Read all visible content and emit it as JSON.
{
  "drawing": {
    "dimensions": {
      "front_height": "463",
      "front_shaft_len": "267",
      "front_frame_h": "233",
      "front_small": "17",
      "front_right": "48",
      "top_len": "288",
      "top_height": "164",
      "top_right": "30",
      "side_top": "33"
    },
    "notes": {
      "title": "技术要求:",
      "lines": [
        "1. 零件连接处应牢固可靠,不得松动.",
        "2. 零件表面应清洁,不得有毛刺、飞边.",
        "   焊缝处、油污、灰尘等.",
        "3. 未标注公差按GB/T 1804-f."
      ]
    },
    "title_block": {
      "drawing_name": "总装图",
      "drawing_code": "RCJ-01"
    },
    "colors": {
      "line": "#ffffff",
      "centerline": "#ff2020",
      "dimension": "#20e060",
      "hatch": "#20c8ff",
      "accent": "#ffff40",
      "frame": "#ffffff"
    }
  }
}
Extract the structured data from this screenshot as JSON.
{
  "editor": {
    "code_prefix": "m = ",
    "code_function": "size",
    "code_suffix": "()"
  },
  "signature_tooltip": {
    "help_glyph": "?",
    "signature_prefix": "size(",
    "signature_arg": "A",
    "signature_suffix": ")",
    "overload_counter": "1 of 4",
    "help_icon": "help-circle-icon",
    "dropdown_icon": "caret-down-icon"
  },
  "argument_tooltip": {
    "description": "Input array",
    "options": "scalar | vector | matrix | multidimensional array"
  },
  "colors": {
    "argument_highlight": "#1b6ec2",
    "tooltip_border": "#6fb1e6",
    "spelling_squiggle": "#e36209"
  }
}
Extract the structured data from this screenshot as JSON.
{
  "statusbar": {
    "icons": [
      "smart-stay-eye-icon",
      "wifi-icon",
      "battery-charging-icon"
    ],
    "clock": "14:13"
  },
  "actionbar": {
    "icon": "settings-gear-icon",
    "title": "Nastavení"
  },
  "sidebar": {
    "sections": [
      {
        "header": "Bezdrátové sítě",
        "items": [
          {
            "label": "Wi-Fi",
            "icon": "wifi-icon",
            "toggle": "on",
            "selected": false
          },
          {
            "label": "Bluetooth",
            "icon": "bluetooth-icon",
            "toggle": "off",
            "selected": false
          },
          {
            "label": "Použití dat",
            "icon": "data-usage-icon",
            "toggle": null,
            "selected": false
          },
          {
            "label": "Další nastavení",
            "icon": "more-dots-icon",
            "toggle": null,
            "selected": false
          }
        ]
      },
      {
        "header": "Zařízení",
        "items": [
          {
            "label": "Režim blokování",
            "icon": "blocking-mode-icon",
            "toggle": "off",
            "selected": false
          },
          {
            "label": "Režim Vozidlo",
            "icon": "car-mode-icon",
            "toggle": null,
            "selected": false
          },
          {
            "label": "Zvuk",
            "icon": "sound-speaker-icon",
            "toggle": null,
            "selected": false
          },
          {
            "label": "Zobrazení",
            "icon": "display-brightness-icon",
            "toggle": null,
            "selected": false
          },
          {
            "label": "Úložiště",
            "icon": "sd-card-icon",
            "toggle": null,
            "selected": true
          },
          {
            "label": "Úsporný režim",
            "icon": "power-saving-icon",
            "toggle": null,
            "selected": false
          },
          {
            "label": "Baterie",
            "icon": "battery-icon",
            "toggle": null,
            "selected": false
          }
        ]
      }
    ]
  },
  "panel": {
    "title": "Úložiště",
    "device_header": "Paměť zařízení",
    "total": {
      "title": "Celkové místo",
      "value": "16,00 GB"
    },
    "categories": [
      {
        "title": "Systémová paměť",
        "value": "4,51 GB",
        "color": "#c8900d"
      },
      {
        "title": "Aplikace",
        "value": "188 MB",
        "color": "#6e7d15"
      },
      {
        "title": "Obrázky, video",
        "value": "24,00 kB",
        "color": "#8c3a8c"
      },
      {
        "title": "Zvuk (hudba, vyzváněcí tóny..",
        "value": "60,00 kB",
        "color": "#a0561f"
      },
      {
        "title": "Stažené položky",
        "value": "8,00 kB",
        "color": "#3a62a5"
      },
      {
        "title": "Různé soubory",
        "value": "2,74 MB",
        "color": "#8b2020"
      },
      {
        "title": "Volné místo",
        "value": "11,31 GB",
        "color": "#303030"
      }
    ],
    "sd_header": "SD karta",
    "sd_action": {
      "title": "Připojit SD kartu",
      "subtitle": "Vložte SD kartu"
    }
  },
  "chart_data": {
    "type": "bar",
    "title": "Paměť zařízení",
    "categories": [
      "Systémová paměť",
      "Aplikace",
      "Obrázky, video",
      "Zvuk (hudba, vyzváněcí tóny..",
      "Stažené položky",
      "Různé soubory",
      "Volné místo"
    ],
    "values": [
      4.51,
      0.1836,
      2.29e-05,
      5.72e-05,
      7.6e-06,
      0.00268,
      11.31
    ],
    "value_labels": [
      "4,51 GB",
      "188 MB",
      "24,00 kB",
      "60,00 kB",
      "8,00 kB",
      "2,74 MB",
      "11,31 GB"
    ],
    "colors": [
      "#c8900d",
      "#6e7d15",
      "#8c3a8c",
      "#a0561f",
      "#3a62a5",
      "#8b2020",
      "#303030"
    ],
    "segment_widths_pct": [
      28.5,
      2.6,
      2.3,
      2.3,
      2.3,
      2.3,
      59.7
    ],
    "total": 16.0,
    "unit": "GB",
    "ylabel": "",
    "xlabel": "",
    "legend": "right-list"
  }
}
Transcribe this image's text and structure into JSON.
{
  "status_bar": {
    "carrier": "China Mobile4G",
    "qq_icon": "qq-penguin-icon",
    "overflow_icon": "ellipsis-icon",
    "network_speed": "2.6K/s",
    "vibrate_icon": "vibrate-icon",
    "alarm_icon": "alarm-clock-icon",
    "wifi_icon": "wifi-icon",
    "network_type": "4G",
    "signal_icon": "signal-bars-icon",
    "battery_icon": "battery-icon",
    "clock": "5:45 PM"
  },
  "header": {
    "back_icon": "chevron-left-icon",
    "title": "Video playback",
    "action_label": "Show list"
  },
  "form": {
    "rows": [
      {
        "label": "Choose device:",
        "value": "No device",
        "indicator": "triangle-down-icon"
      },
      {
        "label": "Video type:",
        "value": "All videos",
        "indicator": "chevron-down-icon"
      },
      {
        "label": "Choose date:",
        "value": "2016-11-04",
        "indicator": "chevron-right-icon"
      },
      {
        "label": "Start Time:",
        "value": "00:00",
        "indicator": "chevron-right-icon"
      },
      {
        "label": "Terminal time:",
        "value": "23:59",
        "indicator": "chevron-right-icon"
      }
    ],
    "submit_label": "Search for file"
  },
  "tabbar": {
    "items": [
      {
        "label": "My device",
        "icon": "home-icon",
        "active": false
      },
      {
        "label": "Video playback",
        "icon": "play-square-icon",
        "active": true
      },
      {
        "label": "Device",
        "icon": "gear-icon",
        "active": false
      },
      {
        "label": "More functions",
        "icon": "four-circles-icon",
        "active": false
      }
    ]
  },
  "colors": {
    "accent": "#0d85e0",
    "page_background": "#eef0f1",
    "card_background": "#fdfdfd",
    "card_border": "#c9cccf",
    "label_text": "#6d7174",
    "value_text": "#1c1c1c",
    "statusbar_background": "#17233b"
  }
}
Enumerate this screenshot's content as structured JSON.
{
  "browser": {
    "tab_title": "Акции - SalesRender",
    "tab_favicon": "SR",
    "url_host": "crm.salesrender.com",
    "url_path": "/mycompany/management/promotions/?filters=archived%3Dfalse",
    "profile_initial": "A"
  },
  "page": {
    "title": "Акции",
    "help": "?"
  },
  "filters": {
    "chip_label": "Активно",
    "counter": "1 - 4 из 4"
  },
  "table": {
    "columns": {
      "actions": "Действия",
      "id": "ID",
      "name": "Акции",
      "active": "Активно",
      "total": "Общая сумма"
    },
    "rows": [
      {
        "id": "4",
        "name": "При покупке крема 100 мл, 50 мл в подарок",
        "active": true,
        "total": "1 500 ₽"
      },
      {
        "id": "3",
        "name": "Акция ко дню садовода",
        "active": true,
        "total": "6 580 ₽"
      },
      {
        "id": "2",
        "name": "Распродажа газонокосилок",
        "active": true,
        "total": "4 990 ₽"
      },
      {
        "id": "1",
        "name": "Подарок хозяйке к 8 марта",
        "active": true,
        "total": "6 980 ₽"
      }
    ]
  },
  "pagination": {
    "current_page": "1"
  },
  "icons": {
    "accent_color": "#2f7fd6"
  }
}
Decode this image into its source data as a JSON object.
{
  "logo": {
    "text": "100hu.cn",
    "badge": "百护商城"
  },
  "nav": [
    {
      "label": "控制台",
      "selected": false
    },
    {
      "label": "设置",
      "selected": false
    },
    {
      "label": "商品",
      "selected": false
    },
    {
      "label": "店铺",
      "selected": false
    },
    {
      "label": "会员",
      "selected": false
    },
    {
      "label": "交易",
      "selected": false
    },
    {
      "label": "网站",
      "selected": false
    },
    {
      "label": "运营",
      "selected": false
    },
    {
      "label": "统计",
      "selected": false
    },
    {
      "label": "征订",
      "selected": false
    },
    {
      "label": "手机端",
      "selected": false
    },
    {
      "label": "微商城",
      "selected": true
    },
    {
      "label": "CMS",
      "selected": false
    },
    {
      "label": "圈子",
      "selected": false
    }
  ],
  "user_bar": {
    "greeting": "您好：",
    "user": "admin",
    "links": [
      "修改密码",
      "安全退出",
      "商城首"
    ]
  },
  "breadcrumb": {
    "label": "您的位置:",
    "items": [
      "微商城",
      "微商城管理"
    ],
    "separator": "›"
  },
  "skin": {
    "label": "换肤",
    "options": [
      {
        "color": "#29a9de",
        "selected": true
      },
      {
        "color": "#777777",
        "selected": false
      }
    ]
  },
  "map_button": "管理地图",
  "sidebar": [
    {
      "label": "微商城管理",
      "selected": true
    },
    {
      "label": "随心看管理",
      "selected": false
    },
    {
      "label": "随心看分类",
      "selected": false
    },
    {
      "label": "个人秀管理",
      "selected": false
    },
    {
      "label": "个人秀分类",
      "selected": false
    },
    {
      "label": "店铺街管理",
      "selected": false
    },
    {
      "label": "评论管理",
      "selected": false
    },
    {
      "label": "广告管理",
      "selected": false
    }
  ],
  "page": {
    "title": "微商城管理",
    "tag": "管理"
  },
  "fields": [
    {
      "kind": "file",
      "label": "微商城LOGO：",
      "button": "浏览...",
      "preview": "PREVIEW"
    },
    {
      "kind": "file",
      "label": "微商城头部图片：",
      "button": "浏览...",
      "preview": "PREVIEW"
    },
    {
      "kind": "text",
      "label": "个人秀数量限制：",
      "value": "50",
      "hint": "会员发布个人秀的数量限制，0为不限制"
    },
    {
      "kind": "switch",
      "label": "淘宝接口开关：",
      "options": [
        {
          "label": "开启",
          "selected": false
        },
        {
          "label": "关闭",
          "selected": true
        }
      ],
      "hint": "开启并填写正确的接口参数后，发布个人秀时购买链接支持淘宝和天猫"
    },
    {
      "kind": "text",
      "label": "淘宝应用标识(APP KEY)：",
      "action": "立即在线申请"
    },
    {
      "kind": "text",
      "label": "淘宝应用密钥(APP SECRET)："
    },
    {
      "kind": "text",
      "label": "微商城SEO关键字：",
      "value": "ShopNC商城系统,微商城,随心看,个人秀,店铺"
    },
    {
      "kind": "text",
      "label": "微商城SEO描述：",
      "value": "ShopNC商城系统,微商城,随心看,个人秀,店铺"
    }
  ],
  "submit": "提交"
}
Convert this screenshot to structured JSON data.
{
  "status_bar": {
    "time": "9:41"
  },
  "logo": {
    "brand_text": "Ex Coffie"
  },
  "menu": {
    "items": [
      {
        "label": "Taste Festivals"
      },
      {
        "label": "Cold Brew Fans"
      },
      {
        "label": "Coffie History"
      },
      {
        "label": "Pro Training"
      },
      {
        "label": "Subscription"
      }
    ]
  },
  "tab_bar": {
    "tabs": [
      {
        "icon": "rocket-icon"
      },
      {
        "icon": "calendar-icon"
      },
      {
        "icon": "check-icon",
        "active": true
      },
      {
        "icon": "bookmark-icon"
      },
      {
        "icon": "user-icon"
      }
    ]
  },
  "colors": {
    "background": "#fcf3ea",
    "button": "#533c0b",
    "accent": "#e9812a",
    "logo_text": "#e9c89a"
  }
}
****
What is being asked: Report back each line of the entries that holds the string "wifi".

Expected answer:
      "wifi-icon",
            "icon": "wifi-icon",
    "wifi_icon": "wifi-icon",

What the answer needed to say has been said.